*What to work on:* Quote the records that follow in full, leaving the pictures out.

[START OF Input rows]

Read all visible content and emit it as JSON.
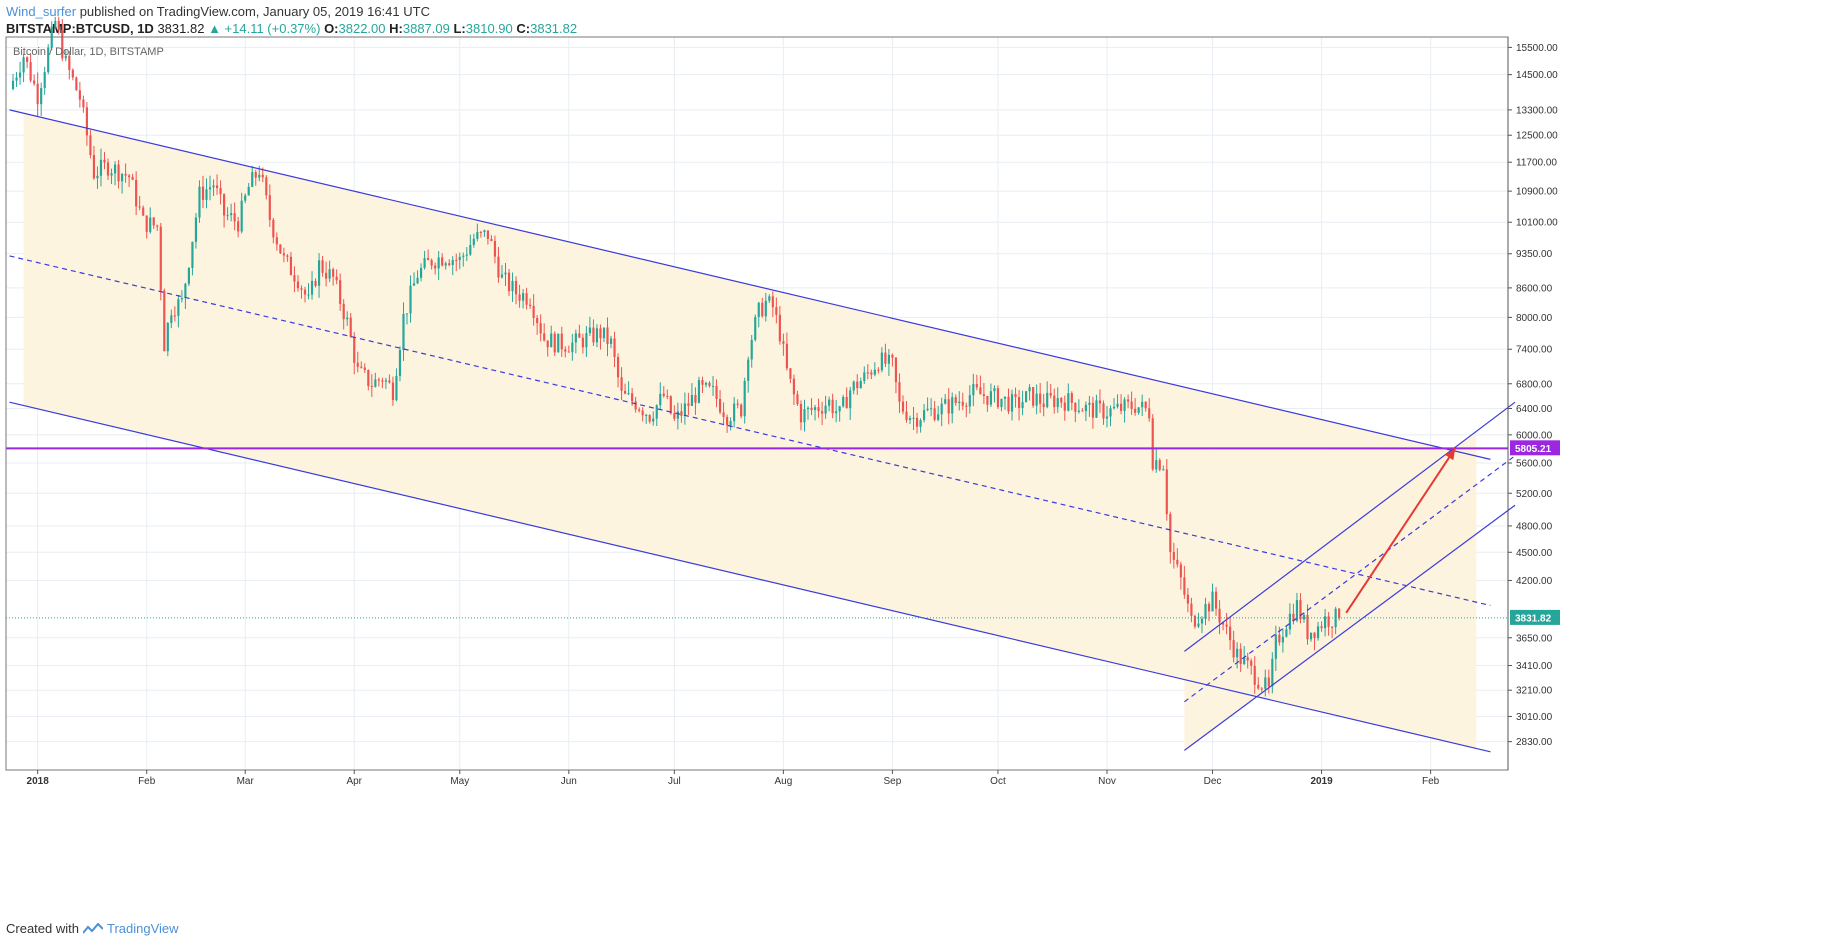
{
  "header": {
    "author": "Wind_surfer",
    "published_text": "published on TradingView.com, January 05, 2019 16:41 UTC",
    "symbol": "BITSTAMP:BTCUSD, 1D",
    "last_price": "3831.82",
    "change": "▲ +14.11 (+0.37%)",
    "o_label": "O:",
    "o_value": "3822.00",
    "h_label": "H:",
    "h_value": "3887.09",
    "l_label": "L:",
    "l_value": "3810.90",
    "c_label": "C:",
    "c_value": "3831.82"
  },
  "footer": {
    "created_with": "Created with",
    "brand": "TradingView"
  },
  "colors": {
    "up": "#26a69a",
    "down": "#ef5350",
    "channel": "#3b3bdb",
    "channel_fill": "#fdf3dc",
    "support": "#9c27e0",
    "arrow": "#e53935",
    "grid": "#e8eef3",
    "price_tag": "#26a69a"
  },
  "chart_data": {
    "type": "candlestick",
    "title": "Bitcoin / Dollar, 1D, BITSTAMP",
    "y_axis": {
      "scale": "log",
      "range": [
        2640,
        15900
      ],
      "ticks": [
        "15500.00",
        "14500.00",
        "13300.00",
        "12500.00",
        "11700.00",
        "10900.00",
        "10100.00",
        "9350.00",
        "8600.00",
        "8000.00",
        "7400.00",
        "6800.00",
        "6400.00",
        "6000.00",
        "5600.00",
        "5200.00",
        "4800.00",
        "4500.00",
        "4200.00",
        "3650.00",
        "3410.00",
        "3210.00",
        "3010.00",
        "2830.00"
      ]
    },
    "x_axis": {
      "ticks": [
        {
          "label": "2018",
          "day": 0
        },
        {
          "label": "Feb",
          "day": 31
        },
        {
          "label": "Mar",
          "day": 59
        },
        {
          "label": "Apr",
          "day": 90
        },
        {
          "label": "May",
          "day": 120
        },
        {
          "label": "Jun",
          "day": 151
        },
        {
          "label": "Jul",
          "day": 181
        },
        {
          "label": "Aug",
          "day": 212
        },
        {
          "label": "Sep",
          "day": 243
        },
        {
          "label": "Oct",
          "day": 273
        },
        {
          "label": "Nov",
          "day": 304
        },
        {
          "label": "Dec",
          "day": 334
        },
        {
          "label": "2019",
          "day": 365
        },
        {
          "label": "Feb",
          "day": 396
        }
      ],
      "day_range": [
        -9,
        418
      ]
    },
    "close_anchors": [
      [
        -8,
        14000
      ],
      [
        -4,
        15200
      ],
      [
        0,
        13800
      ],
      [
        5,
        16500
      ],
      [
        8,
        14900
      ],
      [
        12,
        13700
      ],
      [
        16,
        11400
      ],
      [
        20,
        11600
      ],
      [
        26,
        11300
      ],
      [
        30,
        10100
      ],
      [
        34,
        10000
      ],
      [
        36,
        7500
      ],
      [
        38,
        8200
      ],
      [
        41,
        8300
      ],
      [
        46,
        10800
      ],
      [
        50,
        11100
      ],
      [
        53,
        10300
      ],
      [
        57,
        10100
      ],
      [
        60,
        11000
      ],
      [
        63,
        11500
      ],
      [
        66,
        10200
      ],
      [
        70,
        9200
      ],
      [
        74,
        8800
      ],
      [
        77,
        8300
      ],
      [
        80,
        9100
      ],
      [
        84,
        8800
      ],
      [
        88,
        7900
      ],
      [
        91,
        7000
      ],
      [
        95,
        6800
      ],
      [
        98,
        6900
      ],
      [
        101,
        6700
      ],
      [
        104,
        8000
      ],
      [
        108,
        8900
      ],
      [
        112,
        9200
      ],
      [
        116,
        9300
      ],
      [
        120,
        9200
      ],
      [
        124,
        9700
      ],
      [
        128,
        9800
      ],
      [
        132,
        8800
      ],
      [
        136,
        8500
      ],
      [
        140,
        8400
      ],
      [
        144,
        7600
      ],
      [
        148,
        7500
      ],
      [
        152,
        7500
      ],
      [
        156,
        7600
      ],
      [
        160,
        7700
      ],
      [
        163,
        7500
      ],
      [
        166,
        6600
      ],
      [
        170,
        6500
      ],
      [
        174,
        6300
      ],
      [
        178,
        6600
      ],
      [
        181,
        6200
      ],
      [
        184,
        6400
      ],
      [
        188,
        6700
      ],
      [
        192,
        6650
      ],
      [
        196,
        6300
      ],
      [
        200,
        6400
      ],
      [
        202,
        7400
      ],
      [
        205,
        8100
      ],
      [
        207,
        8300
      ],
      [
        209,
        8200
      ],
      [
        211,
        7700
      ],
      [
        213,
        7000
      ],
      [
        215,
        6600
      ],
      [
        217,
        6300
      ],
      [
        221,
        6400
      ],
      [
        225,
        6500
      ],
      [
        228,
        6300
      ],
      [
        231,
        6700
      ],
      [
        235,
        6900
      ],
      [
        239,
        7200
      ],
      [
        243,
        7100
      ],
      [
        245,
        6450
      ],
      [
        249,
        6250
      ],
      [
        253,
        6350
      ],
      [
        257,
        6400
      ],
      [
        261,
        6500
      ],
      [
        266,
        6650
      ],
      [
        270,
        6600
      ],
      [
        274,
        6550
      ],
      [
        278,
        6450
      ],
      [
        282,
        6600
      ],
      [
        286,
        6500
      ],
      [
        290,
        6550
      ],
      [
        294,
        6500
      ],
      [
        298,
        6400
      ],
      [
        304,
        6350
      ],
      [
        308,
        6400
      ],
      [
        312,
        6450
      ],
      [
        316,
        6350
      ],
      [
        317,
        5650
      ],
      [
        320,
        5600
      ],
      [
        322,
        4500
      ],
      [
        325,
        4200
      ],
      [
        328,
        3800
      ],
      [
        331,
        3900
      ],
      [
        334,
        4000
      ],
      [
        338,
        3700
      ],
      [
        341,
        3500
      ],
      [
        344,
        3400
      ],
      [
        347,
        3300
      ],
      [
        350,
        3200
      ],
      [
        352,
        3600
      ],
      [
        355,
        3800
      ],
      [
        358,
        3950
      ],
      [
        361,
        3700
      ],
      [
        364,
        3750
      ],
      [
        366,
        3820
      ],
      [
        370,
        3832
      ]
    ],
    "series": [
      {
        "name": "Price channel upper",
        "style": "solid",
        "from": {
          "day": -8,
          "price": 13300
        },
        "to": {
          "day": 413,
          "price": 5650
        }
      },
      {
        "name": "Price channel median",
        "style": "dashed",
        "from": {
          "day": -8,
          "price": 9300
        },
        "to": {
          "day": 413,
          "price": 3950
        }
      },
      {
        "name": "Price channel lower",
        "style": "solid",
        "from": {
          "day": -8,
          "price": 6500
        },
        "to": {
          "day": 413,
          "price": 2760
        }
      },
      {
        "name": "Rising channel upper",
        "style": "solid",
        "from": {
          "day": 326,
          "price": 3530
        },
        "to": {
          "day": 420,
          "price": 6500
        }
      },
      {
        "name": "Rising channel median",
        "style": "dashed",
        "from": {
          "day": 326,
          "price": 3120
        },
        "to": {
          "day": 420,
          "price": 5700
        }
      },
      {
        "name": "Rising channel lower",
        "style": "solid",
        "from": {
          "day": 326,
          "price": 2770
        },
        "to": {
          "day": 420,
          "price": 5050
        }
      },
      {
        "name": "Projection arrow",
        "style": "arrow",
        "from": {
          "day": 372,
          "price": 3880
        },
        "to": {
          "day": 403,
          "price": 5805.21
        }
      },
      {
        "name": "Support",
        "style": "horizontal",
        "value": 5805.21
      }
    ],
    "labels": {
      "support_price": "5805.21",
      "last_price": "3831.82"
    }
  }
}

[END OF Input rows]

*Complete answer:*
Read all visible content and emit it as JSON.
{
  "header": {
    "author": "Wind_surfer",
    "published_text": "published on TradingView.com, January 05, 2019 16:41 UTC",
    "symbol": "BITSTAMP:BTCUSD, 1D",
    "last_price": "3831.82",
    "change": "▲ +14.11 (+0.37%)",
    "o_label": "O:",
    "o_value": "3822.00",
    "h_label": "H:",
    "h_value": "3887.09",
    "l_label": "L:",
    "l_value": "3810.90",
    "c_label": "C:",
    "c_value": "3831.82"
  },
  "footer": {
    "created_with": "Created with",
    "brand": "TradingView"
  },
  "colors": {
    "up": "#26a69a",
    "down": "#ef5350",
    "channel": "#3b3bdb",
    "channel_fill": "#fdf3dc",
    "support": "#9c27e0",
    "arrow": "#e53935",
    "grid": "#e8eef3",
    "price_tag": "#26a69a"
  },
  "chart_data": {
    "type": "candlestick",
    "title": "Bitcoin / Dollar, 1D, BITSTAMP",
    "y_axis": {
      "scale": "log",
      "range": [
        2640,
        15900
      ],
      "ticks": [
        "15500.00",
        "14500.00",
        "13300.00",
        "12500.00",
        "11700.00",
        "10900.00",
        "10100.00",
        "9350.00",
        "8600.00",
        "8000.00",
        "7400.00",
        "6800.00",
        "6400.00",
        "6000.00",
        "5600.00",
        "5200.00",
        "4800.00",
        "4500.00",
        "4200.00",
        "3650.00",
        "3410.00",
        "3210.00",
        "3010.00",
        "2830.00"
      ]
    },
    "x_axis": {
      "ticks": [
        {
          "label": "2018",
          "day": 0
        },
        {
          "label": "Feb",
          "day": 31
        },
        {
          "label": "Mar",
          "day": 59
        },
        {
          "label": "Apr",
          "day": 90
        },
        {
          "label": "May",
          "day": 120
        },
        {
          "label": "Jun",
          "day": 151
        },
        {
          "label": "Jul",
          "day": 181
        },
        {
          "label": "Aug",
          "day": 212
        },
        {
          "label": "Sep",
          "day": 243
        },
        {
          "label": "Oct",
          "day": 273
        },
        {
          "label": "Nov",
          "day": 304
        },
        {
          "label": "Dec",
          "day": 334
        },
        {
          "label": "2019",
          "day": 365
        },
        {
          "label": "Feb",
          "day": 396
        }
      ],
      "day_range": [
        -9,
        418
      ]
    },
    "close_anchors": [
      [
        -8,
        14000
      ],
      [
        -4,
        15200
      ],
      [
        0,
        13800
      ],
      [
        5,
        16500
      ],
      [
        8,
        14900
      ],
      [
        12,
        13700
      ],
      [
        16,
        11400
      ],
      [
        20,
        11600
      ],
      [
        26,
        11300
      ],
      [
        30,
        10100
      ],
      [
        34,
        10000
      ],
      [
        36,
        7500
      ],
      [
        38,
        8200
      ],
      [
        41,
        8300
      ],
      [
        46,
        10800
      ],
      [
        50,
        11100
      ],
      [
        53,
        10300
      ],
      [
        57,
        10100
      ],
      [
        60,
        11000
      ],
      [
        63,
        11500
      ],
      [
        66,
        10200
      ],
      [
        70,
        9200
      ],
      [
        74,
        8800
      ],
      [
        77,
        8300
      ],
      [
        80,
        9100
      ],
      [
        84,
        8800
      ],
      [
        88,
        7900
      ],
      [
        91,
        7000
      ],
      [
        95,
        6800
      ],
      [
        98,
        6900
      ],
      [
        101,
        6700
      ],
      [
        104,
        8000
      ],
      [
        108,
        8900
      ],
      [
        112,
        9200
      ],
      [
        116,
        9300
      ],
      [
        120,
        9200
      ],
      [
        124,
        9700
      ],
      [
        128,
        9800
      ],
      [
        132,
        8800
      ],
      [
        136,
        8500
      ],
      [
        140,
        8400
      ],
      [
        144,
        7600
      ],
      [
        148,
        7500
      ],
      [
        152,
        7500
      ],
      [
        156,
        7600
      ],
      [
        160,
        7700
      ],
      [
        163,
        7500
      ],
      [
        166,
        6600
      ],
      [
        170,
        6500
      ],
      [
        174,
        6300
      ],
      [
        178,
        6600
      ],
      [
        181,
        6200
      ],
      [
        184,
        6400
      ],
      [
        188,
        6700
      ],
      [
        192,
        6650
      ],
      [
        196,
        6300
      ],
      [
        200,
        6400
      ],
      [
        202,
        7400
      ],
      [
        205,
        8100
      ],
      [
        207,
        8300
      ],
      [
        209,
        8200
      ],
      [
        211,
        7700
      ],
      [
        213,
        7000
      ],
      [
        215,
        6600
      ],
      [
        217,
        6300
      ],
      [
        221,
        6400
      ],
      [
        225,
        6500
      ],
      [
        228,
        6300
      ],
      [
        231,
        6700
      ],
      [
        235,
        6900
      ],
      [
        239,
        7200
      ],
      [
        243,
        7100
      ],
      [
        245,
        6450
      ],
      [
        249,
        6250
      ],
      [
        253,
        6350
      ],
      [
        257,
        6400
      ],
      [
        261,
        6500
      ],
      [
        266,
        6650
      ],
      [
        270,
        6600
      ],
      [
        274,
        6550
      ],
      [
        278,
        6450
      ],
      [
        282,
        6600
      ],
      [
        286,
        6500
      ],
      [
        290,
        6550
      ],
      [
        294,
        6500
      ],
      [
        298,
        6400
      ],
      [
        304,
        6350
      ],
      [
        308,
        6400
      ],
      [
        312,
        6450
      ],
      [
        316,
        6350
      ],
      [
        317,
        5650
      ],
      [
        320,
        5600
      ],
      [
        322,
        4500
      ],
      [
        325,
        4200
      ],
      [
        328,
        3800
      ],
      [
        331,
        3900
      ],
      [
        334,
        4000
      ],
      [
        338,
        3700
      ],
      [
        341,
        3500
      ],
      [
        344,
        3400
      ],
      [
        347,
        3300
      ],
      [
        350,
        3200
      ],
      [
        352,
        3600
      ],
      [
        355,
        3800
      ],
      [
        358,
        3950
      ],
      [
        361,
        3700
      ],
      [
        364,
        3750
      ],
      [
        366,
        3820
      ],
      [
        370,
        3832
      ]
    ],
    "series": [
      {
        "name": "Price channel upper",
        "style": "solid",
        "from": {
          "day": -8,
          "price": 13300
        },
        "to": {
          "day": 413,
          "price": 5650
        }
      },
      {
        "name": "Price channel median",
        "style": "dashed",
        "from": {
          "day": -8,
          "price": 9300
        },
        "to": {
          "day": 413,
          "price": 3950
        }
      },
      {
        "name": "Price channel lower",
        "style": "solid",
        "from": {
          "day": -8,
          "price": 6500
        },
        "to": {
          "day": 413,
          "price": 2760
        }
      },
      {
        "name": "Rising channel upper",
        "style": "solid",
        "from": {
          "day": 326,
          "price": 3530
        },
        "to": {
          "day": 420,
          "price": 6500
        }
      },
      {
        "name": "Rising channel median",
        "style": "dashed",
        "from": {
          "day": 326,
          "price": 3120
        },
        "to": {
          "day": 420,
          "price": 5700
        }
      },
      {
        "name": "Rising channel lower",
        "style": "solid",
        "from": {
          "day": 326,
          "price": 2770
        },
        "to": {
          "day": 420,
          "price": 5050
        }
      },
      {
        "name": "Projection arrow",
        "style": "arrow",
        "from": {
          "day": 372,
          "price": 3880
        },
        "to": {
          "day": 403,
          "price": 5805.21
        }
      },
      {
        "name": "Support",
        "style": "horizontal",
        "value": 5805.21
      }
    ],
    "labels": {
      "support_price": "5805.21",
      "last_price": "3831.82"
    }
  }
}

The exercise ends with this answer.